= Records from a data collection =
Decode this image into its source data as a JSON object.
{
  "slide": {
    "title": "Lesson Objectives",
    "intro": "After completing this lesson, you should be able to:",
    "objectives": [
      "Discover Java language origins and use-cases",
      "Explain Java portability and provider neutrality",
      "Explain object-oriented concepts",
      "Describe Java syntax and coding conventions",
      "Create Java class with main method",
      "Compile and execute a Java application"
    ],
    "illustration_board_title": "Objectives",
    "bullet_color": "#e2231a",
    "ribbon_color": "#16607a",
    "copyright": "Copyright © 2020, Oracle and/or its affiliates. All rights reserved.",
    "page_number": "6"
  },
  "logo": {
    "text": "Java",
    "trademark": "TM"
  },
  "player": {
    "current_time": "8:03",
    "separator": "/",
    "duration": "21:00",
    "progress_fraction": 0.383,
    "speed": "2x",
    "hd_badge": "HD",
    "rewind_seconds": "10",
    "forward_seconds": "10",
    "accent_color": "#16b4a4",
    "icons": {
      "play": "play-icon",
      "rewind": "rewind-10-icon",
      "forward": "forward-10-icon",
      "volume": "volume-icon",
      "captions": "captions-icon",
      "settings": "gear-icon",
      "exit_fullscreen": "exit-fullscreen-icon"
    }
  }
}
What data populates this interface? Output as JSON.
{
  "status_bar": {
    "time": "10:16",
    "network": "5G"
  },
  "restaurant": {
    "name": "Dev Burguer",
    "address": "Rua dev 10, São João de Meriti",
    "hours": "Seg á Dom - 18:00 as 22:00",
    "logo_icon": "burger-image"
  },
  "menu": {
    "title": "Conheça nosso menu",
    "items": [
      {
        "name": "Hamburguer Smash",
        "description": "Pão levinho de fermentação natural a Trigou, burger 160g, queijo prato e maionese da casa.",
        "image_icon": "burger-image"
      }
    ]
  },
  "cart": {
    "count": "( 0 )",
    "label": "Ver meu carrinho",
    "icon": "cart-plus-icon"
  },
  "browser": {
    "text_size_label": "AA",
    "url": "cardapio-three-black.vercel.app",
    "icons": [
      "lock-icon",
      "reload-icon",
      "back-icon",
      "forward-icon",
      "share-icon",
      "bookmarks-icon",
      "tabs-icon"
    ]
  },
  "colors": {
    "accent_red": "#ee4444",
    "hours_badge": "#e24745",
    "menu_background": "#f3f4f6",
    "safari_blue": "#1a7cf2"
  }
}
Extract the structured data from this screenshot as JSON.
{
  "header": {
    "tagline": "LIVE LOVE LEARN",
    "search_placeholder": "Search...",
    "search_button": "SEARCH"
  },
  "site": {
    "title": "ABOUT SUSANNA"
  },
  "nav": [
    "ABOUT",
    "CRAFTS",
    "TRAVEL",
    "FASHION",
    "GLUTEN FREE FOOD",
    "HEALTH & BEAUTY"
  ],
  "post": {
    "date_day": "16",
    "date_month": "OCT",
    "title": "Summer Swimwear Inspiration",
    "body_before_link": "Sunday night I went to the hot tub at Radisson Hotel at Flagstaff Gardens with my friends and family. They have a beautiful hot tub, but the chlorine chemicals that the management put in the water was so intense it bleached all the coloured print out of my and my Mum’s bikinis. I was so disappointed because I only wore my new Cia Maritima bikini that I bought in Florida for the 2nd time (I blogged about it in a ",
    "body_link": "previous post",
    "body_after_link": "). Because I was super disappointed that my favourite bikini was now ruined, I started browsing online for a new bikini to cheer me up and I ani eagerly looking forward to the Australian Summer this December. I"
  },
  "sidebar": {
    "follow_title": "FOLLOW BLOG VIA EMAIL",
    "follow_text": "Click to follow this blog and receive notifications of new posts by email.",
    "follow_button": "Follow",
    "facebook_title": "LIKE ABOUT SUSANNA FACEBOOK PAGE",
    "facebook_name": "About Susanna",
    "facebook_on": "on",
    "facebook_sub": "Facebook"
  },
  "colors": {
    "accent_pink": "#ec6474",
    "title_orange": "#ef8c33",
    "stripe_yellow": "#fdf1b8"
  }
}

= Task prompt =
Sift through the entries and copy every line with "image".

= Response =
Decode this image into its source data as a JSON object.
    "logo_icon": "burger-image"
        "image_icon": "burger-image"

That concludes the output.